** DATA FOR THE TASK **
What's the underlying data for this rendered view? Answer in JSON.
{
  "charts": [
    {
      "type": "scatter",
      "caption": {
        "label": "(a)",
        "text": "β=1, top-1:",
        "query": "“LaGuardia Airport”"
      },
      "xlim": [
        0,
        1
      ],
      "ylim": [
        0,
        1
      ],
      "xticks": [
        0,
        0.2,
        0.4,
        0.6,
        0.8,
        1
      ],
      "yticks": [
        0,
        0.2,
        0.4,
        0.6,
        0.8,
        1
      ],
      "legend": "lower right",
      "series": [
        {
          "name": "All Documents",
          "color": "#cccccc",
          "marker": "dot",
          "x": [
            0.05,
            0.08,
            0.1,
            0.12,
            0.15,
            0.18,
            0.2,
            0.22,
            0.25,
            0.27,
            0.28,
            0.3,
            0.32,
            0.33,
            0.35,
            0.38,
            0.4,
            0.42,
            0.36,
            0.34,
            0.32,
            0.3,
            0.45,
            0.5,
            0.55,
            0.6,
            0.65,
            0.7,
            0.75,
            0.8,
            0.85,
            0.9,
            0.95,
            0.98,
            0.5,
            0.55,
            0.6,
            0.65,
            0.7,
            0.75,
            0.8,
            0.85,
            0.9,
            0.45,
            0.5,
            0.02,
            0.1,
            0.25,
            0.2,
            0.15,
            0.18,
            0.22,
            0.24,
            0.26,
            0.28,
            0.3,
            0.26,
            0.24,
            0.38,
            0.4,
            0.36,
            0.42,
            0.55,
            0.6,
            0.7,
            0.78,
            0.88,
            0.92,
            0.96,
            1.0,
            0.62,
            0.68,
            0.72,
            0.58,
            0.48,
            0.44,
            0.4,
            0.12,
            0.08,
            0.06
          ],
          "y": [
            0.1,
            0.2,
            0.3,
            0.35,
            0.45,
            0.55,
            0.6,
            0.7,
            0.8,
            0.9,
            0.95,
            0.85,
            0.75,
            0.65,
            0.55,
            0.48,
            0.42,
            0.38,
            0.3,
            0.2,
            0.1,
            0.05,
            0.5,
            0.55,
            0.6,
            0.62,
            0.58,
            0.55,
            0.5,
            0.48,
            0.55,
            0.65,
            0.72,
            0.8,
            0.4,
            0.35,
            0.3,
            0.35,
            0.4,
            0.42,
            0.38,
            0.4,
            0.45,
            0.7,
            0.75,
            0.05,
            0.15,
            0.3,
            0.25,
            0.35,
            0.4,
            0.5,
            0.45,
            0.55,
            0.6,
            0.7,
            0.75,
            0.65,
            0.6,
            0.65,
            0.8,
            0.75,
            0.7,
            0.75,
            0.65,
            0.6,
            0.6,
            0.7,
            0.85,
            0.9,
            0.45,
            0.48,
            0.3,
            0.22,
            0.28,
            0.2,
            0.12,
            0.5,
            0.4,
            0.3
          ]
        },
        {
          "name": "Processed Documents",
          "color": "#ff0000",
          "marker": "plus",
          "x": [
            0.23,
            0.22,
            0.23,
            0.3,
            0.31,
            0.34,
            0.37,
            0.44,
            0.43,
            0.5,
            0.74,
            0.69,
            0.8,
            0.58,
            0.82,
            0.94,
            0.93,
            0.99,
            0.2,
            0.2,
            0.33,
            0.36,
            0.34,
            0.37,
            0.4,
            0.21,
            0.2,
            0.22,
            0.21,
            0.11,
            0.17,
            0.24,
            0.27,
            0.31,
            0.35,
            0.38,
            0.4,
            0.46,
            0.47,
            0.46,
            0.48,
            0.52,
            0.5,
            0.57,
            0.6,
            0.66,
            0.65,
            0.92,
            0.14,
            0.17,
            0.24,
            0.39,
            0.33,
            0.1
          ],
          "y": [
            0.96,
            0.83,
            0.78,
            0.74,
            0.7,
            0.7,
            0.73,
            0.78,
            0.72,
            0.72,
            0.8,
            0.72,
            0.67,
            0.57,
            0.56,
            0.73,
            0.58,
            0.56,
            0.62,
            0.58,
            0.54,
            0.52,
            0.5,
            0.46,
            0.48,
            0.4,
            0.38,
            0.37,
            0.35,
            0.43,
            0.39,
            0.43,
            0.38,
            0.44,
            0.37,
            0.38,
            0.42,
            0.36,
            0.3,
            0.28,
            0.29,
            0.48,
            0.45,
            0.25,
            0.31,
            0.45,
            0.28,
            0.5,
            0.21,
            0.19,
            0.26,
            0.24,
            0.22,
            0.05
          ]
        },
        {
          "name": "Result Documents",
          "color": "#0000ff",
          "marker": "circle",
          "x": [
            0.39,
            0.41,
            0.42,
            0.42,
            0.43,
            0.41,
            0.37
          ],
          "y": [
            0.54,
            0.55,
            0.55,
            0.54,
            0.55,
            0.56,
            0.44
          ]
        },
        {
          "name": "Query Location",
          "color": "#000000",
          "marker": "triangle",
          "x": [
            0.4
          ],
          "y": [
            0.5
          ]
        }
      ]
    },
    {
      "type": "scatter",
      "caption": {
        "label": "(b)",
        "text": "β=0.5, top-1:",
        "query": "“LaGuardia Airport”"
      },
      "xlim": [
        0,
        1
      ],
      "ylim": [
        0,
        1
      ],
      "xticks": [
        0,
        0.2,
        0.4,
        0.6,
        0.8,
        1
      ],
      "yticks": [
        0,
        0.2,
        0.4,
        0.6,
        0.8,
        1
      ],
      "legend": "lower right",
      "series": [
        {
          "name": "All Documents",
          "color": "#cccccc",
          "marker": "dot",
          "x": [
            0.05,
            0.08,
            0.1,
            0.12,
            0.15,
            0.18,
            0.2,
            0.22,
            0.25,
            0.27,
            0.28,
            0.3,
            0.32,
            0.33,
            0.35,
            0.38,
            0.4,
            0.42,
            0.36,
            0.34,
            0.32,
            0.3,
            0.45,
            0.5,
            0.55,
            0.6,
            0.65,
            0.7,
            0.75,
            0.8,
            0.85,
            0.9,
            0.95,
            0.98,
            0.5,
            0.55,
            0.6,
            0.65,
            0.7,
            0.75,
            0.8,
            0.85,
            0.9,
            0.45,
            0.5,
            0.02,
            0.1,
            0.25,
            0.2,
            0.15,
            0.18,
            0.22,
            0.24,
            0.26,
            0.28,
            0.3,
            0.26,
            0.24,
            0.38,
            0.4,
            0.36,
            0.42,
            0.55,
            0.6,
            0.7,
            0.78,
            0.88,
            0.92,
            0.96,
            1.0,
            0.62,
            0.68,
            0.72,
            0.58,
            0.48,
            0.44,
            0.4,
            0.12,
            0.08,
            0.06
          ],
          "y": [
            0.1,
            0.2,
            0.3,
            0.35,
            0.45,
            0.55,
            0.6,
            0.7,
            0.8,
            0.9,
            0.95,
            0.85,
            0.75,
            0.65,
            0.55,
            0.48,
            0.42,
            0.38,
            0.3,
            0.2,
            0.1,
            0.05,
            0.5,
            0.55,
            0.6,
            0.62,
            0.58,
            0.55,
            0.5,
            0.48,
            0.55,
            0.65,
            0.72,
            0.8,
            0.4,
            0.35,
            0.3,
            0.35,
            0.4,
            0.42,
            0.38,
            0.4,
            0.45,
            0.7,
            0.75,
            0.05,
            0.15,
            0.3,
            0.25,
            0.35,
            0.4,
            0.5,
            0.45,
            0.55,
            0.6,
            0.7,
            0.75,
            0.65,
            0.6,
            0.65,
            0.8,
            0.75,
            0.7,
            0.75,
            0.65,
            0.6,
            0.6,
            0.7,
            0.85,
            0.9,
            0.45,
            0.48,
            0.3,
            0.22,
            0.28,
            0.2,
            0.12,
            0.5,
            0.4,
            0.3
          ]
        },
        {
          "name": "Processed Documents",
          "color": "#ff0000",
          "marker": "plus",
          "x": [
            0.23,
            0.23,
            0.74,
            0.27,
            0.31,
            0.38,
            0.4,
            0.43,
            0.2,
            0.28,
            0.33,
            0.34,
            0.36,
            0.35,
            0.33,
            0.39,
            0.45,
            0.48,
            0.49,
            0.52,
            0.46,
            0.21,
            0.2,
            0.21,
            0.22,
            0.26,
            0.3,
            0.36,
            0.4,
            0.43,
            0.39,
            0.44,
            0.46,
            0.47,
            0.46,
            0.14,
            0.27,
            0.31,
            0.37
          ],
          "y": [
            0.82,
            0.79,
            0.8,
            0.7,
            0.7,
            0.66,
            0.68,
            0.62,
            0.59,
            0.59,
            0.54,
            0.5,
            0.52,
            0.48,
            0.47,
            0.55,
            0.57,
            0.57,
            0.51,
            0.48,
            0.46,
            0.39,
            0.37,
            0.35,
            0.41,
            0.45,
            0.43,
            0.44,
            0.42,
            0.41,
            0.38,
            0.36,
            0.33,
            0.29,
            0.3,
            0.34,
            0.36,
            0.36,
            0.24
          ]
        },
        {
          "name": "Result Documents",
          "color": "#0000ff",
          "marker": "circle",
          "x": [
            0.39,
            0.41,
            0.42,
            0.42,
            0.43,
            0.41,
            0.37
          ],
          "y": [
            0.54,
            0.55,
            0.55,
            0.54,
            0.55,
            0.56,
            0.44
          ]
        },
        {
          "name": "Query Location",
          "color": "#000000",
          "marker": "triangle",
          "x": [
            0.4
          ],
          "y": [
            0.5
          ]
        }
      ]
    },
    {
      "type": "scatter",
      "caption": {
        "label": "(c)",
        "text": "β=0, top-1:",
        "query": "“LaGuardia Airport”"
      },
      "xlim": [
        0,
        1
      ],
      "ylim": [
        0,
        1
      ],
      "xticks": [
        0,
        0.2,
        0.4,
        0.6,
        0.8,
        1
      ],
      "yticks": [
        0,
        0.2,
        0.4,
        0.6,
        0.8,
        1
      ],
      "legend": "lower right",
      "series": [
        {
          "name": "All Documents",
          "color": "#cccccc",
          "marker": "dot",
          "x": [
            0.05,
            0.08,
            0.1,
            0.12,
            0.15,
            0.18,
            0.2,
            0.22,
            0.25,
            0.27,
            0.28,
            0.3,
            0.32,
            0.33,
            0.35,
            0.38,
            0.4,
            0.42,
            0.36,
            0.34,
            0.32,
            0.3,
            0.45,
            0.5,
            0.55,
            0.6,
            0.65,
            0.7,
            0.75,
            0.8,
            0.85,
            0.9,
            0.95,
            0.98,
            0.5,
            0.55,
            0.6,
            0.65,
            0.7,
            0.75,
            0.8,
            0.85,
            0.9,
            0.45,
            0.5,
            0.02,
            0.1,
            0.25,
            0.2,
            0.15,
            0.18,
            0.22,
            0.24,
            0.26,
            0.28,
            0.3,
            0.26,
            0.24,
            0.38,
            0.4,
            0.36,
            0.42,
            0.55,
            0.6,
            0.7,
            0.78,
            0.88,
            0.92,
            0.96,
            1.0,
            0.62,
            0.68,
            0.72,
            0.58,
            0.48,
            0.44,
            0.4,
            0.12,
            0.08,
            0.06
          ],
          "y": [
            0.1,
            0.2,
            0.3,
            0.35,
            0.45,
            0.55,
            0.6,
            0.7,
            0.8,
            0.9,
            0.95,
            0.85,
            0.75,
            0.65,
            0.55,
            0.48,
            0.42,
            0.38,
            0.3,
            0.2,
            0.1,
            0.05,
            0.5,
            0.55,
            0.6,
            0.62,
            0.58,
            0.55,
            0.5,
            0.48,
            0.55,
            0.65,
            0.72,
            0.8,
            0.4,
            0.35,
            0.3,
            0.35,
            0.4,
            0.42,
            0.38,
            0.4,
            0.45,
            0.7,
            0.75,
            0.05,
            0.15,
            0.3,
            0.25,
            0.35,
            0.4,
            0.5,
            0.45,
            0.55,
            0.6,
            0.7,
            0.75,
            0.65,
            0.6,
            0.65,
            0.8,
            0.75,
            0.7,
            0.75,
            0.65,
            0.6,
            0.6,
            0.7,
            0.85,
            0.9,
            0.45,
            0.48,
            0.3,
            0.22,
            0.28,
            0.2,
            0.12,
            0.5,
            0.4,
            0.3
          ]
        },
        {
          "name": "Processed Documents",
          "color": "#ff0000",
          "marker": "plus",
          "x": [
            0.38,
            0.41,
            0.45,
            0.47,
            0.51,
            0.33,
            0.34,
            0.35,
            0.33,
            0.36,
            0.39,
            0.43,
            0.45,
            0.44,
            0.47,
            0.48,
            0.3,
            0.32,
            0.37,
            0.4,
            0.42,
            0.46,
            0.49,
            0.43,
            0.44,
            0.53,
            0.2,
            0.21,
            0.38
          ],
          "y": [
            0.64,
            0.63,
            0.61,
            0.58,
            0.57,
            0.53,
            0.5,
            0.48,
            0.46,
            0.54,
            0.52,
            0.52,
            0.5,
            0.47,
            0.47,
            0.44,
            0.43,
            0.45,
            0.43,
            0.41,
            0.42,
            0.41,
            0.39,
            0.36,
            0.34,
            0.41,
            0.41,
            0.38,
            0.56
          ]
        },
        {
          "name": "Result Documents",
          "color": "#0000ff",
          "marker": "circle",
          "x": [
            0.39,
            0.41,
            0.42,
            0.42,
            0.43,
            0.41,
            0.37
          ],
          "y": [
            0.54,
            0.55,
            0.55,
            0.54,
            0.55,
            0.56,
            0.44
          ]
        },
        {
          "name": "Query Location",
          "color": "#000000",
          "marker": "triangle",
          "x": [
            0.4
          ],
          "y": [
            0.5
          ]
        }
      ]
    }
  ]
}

** WRITTEN REQUEST **
How many lines in the listing above contain the string "text"? Answer with the number only.

** RESPONSE TO THE TASK **
3